** start of Data for this task **
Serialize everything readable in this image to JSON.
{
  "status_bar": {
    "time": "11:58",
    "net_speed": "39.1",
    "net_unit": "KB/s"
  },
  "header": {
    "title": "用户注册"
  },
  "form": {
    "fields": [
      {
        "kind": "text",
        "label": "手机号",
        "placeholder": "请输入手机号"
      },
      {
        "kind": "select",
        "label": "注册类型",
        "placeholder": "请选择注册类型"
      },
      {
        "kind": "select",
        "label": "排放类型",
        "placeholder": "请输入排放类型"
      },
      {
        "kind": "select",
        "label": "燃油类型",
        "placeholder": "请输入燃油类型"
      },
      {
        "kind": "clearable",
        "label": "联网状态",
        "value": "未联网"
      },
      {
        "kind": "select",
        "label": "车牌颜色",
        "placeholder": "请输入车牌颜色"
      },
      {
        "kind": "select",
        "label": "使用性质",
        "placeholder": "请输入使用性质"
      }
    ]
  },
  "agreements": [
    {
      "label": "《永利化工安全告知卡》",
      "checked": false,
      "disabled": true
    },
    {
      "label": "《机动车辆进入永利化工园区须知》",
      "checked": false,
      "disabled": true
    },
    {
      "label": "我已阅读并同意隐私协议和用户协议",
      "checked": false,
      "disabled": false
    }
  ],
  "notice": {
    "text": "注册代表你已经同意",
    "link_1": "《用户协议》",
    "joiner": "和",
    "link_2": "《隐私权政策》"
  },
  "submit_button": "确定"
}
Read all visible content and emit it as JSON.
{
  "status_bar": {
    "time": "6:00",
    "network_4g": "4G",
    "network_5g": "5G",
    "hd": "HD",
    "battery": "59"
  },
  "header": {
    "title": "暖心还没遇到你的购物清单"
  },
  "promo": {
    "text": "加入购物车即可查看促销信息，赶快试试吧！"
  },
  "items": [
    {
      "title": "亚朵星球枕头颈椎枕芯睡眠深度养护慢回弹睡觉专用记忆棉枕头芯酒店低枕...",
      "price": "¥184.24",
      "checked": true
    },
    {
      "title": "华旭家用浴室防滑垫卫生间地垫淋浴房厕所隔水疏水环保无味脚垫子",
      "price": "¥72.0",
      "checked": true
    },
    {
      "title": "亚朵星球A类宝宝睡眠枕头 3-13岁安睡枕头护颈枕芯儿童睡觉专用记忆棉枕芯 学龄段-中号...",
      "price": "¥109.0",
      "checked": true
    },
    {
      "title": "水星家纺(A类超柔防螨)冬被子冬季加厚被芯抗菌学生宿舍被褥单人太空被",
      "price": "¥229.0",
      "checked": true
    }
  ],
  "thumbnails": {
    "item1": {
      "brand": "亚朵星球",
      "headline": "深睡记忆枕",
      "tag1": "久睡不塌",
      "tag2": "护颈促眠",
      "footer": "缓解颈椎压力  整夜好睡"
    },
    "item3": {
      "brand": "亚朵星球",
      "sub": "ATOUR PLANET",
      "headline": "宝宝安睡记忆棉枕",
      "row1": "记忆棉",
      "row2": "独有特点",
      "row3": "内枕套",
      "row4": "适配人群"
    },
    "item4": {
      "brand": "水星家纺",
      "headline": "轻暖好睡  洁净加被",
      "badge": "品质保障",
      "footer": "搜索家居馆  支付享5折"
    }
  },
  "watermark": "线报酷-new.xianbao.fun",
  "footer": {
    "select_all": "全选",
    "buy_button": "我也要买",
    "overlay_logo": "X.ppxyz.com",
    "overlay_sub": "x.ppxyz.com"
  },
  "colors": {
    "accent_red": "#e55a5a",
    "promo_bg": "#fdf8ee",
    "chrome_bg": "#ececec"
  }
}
** end of Data for this task **
Goal:
Above are the records; copy exactly the lines from the one with "Read all visible content and emit it as JSON." through the final line.

Output:
Read all visible content and emit it as JSON.
{
  "status_bar": {
    "time": "6:00",
    "network_4g": "4G",
    "network_5g": "5G",
    "hd": "HD",
    "battery": "59"
  },
  "header": {
    "title": "暖心还没遇到你的购物清单"
  },
  "promo": {
    "text": "加入购物车即可查看促销信息，赶快试试吧！"
  },
  "items": [
    {
      "title": "亚朵星球枕头颈椎枕芯睡眠深度养护慢回弹睡觉专用记忆棉枕头芯酒店低枕...",
      "price": "¥184.24",
      "checked": true
    },
    {
      "title": "华旭家用浴室防滑垫卫生间地垫淋浴房厕所隔水疏水环保无味脚垫子",
      "price": "¥72.0",
      "checked": true
    },
    {
      "title": "亚朵星球A类宝宝睡眠枕头 3-13岁安睡枕头护颈枕芯儿童睡觉专用记忆棉枕芯 学龄段-中号...",
      "price": "¥109.0",
      "checked": true
    },
    {
      "title": "水星家纺(A类超柔防螨)冬被子冬季加厚被芯抗菌学生宿舍被褥单人太空被",
      "price": "¥229.0",
      "checked": true
    }
  ],
  "thumbnails": {
    "item1": {
      "brand": "亚朵星球",
      "headline": "深睡记忆枕",
      "tag1": "久睡不塌",
      "tag2": "护颈促眠",
      "footer": "缓解颈椎压力  整夜好睡"
    },
    "item3": {
      "brand": "亚朵星球",
      "sub": "ATOUR PLANET",
      "headline": "宝宝安睡记忆棉枕",
      "row1": "记忆棉",
      "row2": "独有特点",
      "row3": "内枕套",
      "row4": "适配人群"
    },
    "item4": {
      "brand": "水星家纺",
      "headline": "轻暖好睡  洁净加被",
      "badge": "品质保障",
      "footer": "搜索家居馆  支付享5折"
    }
  },
  "watermark": "线报酷-new.xianbao.fun",
  "footer": {
    "select_all": "全选",
    "buy_button": "我也要买",
    "overlay_logo": "X.ppxyz.com",
    "overlay_sub": "x.ppxyz.com"
  },
  "colors": {
    "accent_red": "#e55a5a",
    "promo_bg": "#fdf8ee",
    "chrome_bg": "#ececec"
  }
}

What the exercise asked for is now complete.